→ What the task asks: Please list all lines of the material below in which the string "like" occurs.

→ Dataset records:
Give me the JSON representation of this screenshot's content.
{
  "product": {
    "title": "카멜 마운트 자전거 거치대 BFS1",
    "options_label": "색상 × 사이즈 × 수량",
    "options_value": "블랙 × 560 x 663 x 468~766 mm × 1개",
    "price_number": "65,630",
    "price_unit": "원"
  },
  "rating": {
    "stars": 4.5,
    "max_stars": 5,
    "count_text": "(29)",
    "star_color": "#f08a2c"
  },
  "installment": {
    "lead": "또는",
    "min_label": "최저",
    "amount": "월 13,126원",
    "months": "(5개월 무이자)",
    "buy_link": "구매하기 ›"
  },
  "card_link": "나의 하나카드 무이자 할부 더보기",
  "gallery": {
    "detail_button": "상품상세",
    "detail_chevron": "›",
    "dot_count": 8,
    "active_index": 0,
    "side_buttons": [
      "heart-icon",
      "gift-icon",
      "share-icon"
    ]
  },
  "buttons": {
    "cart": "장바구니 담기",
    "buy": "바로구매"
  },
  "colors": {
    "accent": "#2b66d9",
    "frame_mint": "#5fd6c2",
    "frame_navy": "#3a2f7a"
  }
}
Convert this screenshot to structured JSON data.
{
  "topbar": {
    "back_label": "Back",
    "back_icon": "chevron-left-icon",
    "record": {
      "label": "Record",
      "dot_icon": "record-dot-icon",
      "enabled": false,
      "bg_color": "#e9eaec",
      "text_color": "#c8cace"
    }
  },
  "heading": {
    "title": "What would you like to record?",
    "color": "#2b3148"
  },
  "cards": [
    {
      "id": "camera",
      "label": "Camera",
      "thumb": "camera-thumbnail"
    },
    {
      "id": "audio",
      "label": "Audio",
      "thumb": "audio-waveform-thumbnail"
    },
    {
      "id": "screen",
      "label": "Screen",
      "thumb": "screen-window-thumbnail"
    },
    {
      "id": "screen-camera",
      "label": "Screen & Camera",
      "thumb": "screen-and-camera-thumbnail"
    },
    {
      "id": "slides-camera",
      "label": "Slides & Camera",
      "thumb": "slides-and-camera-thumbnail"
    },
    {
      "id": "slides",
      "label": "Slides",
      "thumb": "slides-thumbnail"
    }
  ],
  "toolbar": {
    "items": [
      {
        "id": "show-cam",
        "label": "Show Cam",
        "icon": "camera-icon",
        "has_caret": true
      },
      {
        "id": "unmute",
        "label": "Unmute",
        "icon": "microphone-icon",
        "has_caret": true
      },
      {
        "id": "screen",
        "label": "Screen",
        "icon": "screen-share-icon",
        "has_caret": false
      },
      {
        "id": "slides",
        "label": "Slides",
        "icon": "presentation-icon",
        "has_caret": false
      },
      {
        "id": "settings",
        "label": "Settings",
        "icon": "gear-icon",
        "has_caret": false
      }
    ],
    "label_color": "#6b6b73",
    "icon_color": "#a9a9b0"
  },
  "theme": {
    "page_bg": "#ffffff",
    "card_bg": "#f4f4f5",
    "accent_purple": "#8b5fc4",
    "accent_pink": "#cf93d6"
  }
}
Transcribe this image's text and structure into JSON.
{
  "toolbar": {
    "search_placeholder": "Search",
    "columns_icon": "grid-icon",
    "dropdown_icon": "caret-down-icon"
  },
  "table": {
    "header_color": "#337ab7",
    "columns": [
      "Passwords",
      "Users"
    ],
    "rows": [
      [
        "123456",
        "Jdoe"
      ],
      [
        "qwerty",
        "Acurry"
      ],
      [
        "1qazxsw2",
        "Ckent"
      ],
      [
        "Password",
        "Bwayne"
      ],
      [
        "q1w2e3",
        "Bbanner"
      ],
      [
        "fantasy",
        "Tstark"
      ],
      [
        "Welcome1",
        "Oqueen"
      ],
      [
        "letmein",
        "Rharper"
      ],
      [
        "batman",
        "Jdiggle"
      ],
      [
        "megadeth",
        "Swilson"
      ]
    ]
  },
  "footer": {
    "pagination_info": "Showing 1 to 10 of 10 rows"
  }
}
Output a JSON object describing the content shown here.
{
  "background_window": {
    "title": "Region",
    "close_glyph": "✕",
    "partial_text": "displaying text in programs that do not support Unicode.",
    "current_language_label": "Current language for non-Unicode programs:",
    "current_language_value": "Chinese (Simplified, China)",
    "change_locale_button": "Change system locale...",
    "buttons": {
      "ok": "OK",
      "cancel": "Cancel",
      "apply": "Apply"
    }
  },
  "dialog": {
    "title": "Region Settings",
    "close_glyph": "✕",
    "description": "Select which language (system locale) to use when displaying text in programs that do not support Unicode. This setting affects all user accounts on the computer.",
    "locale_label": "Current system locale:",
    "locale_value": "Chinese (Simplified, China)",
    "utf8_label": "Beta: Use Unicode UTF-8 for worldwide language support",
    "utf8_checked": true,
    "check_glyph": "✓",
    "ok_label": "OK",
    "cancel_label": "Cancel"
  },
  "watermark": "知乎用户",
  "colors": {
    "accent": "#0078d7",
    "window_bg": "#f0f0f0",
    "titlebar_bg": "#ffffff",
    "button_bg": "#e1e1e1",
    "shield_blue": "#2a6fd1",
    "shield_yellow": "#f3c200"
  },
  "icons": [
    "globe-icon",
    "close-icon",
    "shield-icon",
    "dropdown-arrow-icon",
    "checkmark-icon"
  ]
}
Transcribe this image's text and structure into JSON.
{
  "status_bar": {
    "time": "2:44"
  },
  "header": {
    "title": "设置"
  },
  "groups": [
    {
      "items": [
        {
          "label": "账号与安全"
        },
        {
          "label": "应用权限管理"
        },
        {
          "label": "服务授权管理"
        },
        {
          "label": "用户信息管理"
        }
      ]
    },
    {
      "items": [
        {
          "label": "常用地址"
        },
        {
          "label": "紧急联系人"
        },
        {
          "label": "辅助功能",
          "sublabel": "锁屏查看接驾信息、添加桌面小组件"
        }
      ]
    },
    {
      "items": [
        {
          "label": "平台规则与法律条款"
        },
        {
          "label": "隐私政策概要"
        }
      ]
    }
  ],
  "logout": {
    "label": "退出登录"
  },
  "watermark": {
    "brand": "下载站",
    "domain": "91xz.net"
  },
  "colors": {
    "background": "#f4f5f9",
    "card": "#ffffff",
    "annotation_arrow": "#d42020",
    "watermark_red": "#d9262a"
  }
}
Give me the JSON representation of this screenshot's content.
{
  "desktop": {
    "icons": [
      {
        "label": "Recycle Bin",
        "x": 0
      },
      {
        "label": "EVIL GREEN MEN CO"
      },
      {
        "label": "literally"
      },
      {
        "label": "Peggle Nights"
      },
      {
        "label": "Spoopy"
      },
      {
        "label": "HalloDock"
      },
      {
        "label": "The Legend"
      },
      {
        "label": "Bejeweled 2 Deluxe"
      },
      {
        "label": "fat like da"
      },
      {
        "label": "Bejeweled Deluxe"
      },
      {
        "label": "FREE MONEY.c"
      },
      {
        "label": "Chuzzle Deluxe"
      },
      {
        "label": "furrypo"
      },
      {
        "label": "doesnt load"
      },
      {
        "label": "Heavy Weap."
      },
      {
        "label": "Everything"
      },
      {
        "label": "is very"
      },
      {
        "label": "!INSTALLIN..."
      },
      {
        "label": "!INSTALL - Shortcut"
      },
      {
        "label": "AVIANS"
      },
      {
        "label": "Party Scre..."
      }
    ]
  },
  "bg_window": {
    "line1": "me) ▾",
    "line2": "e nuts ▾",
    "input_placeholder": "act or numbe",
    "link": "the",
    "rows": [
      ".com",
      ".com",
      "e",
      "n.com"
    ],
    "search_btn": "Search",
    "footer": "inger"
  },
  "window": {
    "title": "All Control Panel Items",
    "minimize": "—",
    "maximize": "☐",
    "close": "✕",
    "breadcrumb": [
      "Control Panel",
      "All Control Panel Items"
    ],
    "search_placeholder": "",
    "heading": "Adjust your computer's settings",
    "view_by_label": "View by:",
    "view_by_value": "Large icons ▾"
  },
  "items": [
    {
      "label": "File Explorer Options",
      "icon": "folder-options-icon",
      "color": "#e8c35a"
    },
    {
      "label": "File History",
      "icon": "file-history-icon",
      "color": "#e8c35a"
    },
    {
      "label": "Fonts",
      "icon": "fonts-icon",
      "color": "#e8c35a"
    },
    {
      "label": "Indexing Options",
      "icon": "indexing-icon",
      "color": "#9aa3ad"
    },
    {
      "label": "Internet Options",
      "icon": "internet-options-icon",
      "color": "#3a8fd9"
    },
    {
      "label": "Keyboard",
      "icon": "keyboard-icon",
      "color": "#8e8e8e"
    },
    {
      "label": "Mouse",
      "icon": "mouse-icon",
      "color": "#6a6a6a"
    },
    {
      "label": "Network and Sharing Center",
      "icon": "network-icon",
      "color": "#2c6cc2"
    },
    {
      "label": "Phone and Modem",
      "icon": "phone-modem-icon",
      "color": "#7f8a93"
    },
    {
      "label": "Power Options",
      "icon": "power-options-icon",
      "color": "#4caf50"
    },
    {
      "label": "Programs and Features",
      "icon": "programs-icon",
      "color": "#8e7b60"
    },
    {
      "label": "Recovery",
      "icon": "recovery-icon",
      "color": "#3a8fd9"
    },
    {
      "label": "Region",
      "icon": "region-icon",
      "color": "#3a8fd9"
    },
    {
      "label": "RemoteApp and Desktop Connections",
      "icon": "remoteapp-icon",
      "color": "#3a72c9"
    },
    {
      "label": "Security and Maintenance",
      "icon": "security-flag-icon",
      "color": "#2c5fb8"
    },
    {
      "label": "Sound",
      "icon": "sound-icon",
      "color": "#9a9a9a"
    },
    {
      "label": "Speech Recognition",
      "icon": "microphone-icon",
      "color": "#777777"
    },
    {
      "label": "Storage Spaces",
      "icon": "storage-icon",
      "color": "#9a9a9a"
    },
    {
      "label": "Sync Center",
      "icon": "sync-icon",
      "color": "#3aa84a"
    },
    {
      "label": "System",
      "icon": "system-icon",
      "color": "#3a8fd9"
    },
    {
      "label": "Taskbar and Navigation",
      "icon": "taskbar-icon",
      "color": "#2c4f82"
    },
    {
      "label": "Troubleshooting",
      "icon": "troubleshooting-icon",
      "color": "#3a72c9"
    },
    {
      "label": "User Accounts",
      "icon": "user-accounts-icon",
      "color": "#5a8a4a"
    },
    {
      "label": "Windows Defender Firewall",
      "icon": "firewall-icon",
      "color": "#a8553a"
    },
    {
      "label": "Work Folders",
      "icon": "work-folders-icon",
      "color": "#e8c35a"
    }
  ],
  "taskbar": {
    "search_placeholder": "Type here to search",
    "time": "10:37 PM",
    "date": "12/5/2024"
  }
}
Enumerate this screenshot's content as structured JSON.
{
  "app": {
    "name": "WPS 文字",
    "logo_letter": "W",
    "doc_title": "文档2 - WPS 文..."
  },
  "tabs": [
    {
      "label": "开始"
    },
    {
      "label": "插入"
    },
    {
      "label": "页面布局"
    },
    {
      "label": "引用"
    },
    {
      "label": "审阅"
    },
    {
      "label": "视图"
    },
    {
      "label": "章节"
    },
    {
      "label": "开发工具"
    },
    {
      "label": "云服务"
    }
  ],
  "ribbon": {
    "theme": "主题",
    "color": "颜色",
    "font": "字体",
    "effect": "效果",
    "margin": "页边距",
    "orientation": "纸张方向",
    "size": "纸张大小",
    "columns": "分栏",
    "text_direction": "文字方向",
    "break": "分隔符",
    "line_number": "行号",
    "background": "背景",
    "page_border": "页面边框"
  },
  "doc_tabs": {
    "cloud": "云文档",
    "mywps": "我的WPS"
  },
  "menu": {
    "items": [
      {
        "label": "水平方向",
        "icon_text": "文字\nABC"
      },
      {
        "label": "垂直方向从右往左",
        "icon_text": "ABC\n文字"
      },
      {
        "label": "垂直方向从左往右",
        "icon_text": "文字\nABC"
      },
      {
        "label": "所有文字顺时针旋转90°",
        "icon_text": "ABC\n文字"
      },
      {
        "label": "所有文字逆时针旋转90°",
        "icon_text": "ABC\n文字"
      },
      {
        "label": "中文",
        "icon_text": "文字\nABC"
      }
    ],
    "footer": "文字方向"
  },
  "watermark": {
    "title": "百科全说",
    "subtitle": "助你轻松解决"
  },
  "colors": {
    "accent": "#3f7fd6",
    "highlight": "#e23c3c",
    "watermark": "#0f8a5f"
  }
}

→ Result for this task:
    "title": "What would you like to record?",
        "label": "fat like da"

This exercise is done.